§ **Work to do**: Filter the entries below, keeping every line that has the word "reasonable".

§ **Recorded information**:
======

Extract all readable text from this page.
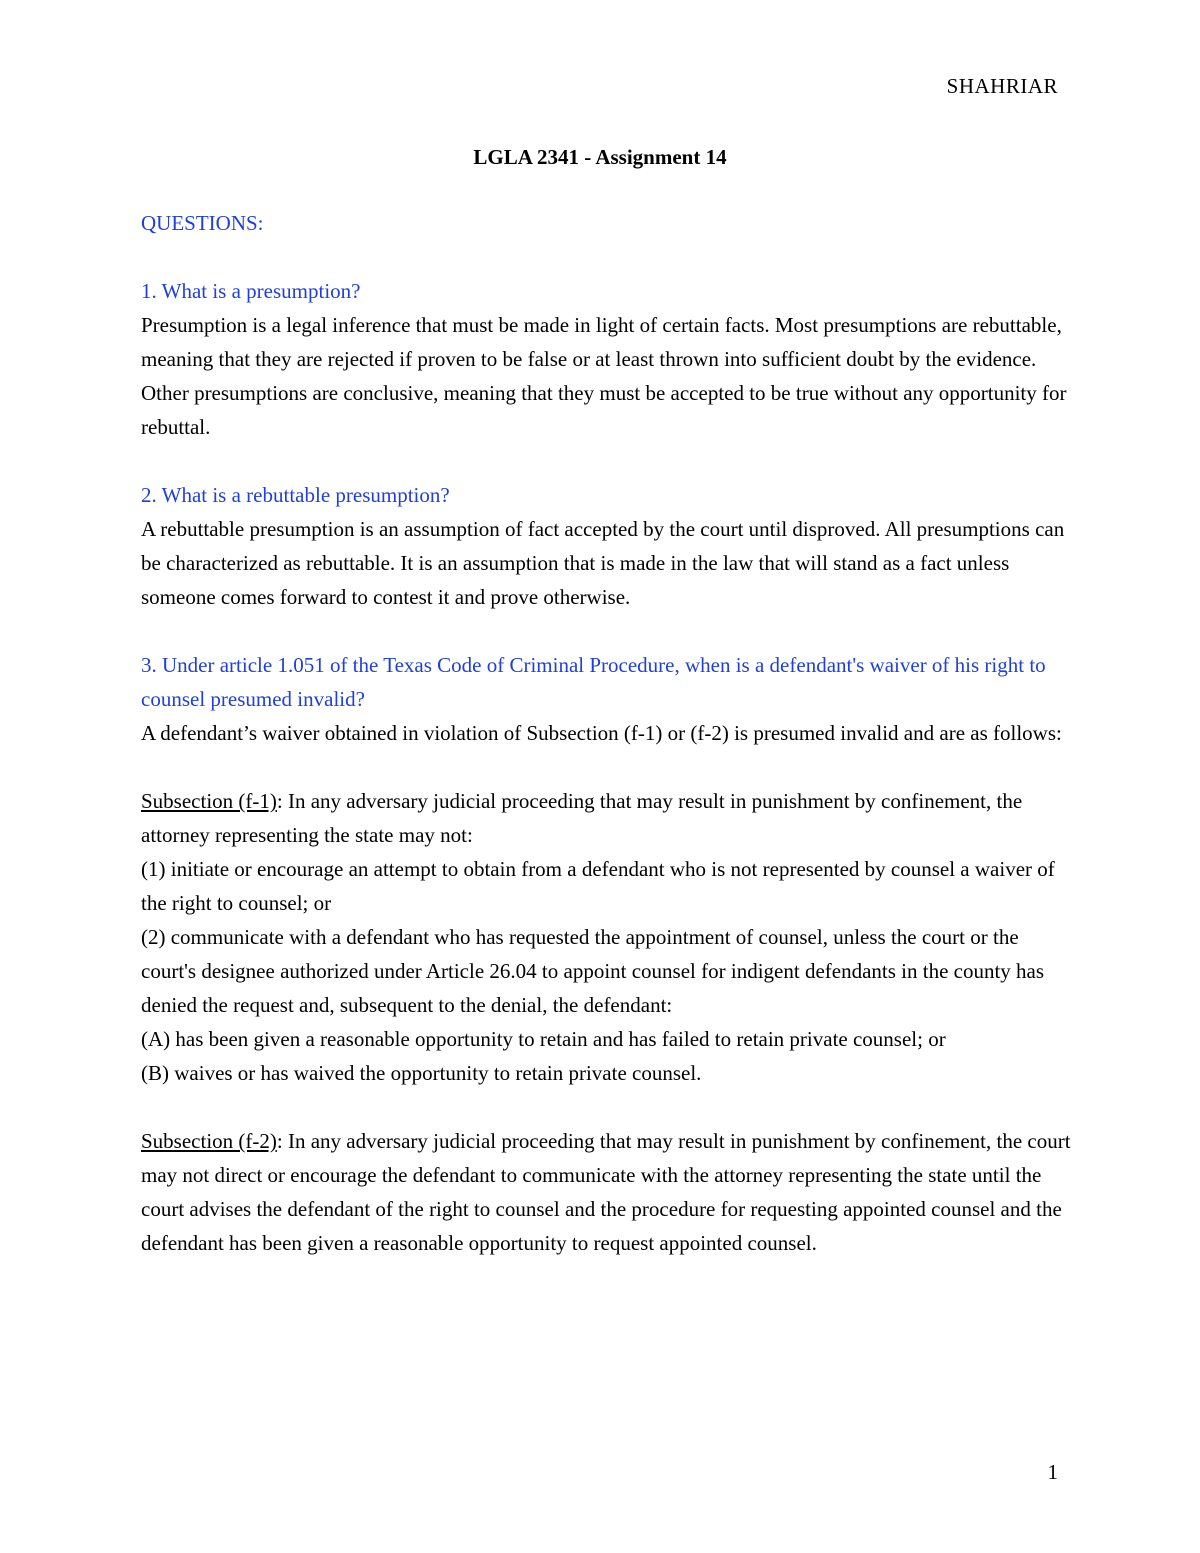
SHAHRIAR
LGLA 2341 - Assignment 14

QUESTIONS:

1. What is a presumption?

Presumption is a legal inference that must be made in light of certain facts. Most presumptions are rebuttable, meaning that they are rejected if proven to be false or at least thrown into sufficient doubt by the evidence. Other presumptions are conclusive, meaning that they must be accepted to be true without any opportunity for rebuttal.

2. What is a rebuttable presumption?

A rebuttable presumption is an assumption of fact accepted by the court until disproved. All presumptions can be characterized as rebuttable. It is an assumption that is made in the law that will stand as a fact unless someone comes forward to contest it and prove otherwise.

3. Under article 1.051 of the Texas Code of Criminal Procedure, when is a defendant's waiver of his right to counsel presumed invalid?

A defendant’s waiver obtained in violation of Subsection (f-1) or (f-2) is presumed invalid and are as follows:

Subsection (f-1): In any adversary judicial proceeding that may result in punishment by confinement, the attorney representing the state may not:

(1) initiate or encourage an attempt to obtain from a defendant who is not represented by counsel a waiver of the right to counsel; or

(2) communicate with a defendant who has requested the appointment of counsel, unless the court or the court's designee authorized under Article 26.04 to appoint counsel for indigent defendants in the county has denied the request and, subsequent to the denial, the defendant:

(A) has been given a reasonable opportunity to retain and has failed to retain private counsel; or

(B) waives or has waived the opportunity to retain private counsel.

Subsection (f-2): In any adversary judicial proceeding that may result in punishment by confinement, the court may not direct or encourage the defendant to communicate with the attorney representing the state until the court advises the defendant of the right to counsel and the procedure for requesting appointed counsel and the defendant has been given a reasonable opportunity to request appointed counsel.

1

======

§ **Response below**:
(A) has been given a reasonable opportunity to retain and has failed to retain private counsel; or
Subsection (f-2): In any adversary judicial proceeding that may result in punishment by confinement, the court may not direct or encourage the defendant to communicate with the attorney representing the state until the court advises the defendant of the right to counsel and the procedure for requesting appointed counsel and the defendant has been given a reasonable opportunity to request appointed counsel.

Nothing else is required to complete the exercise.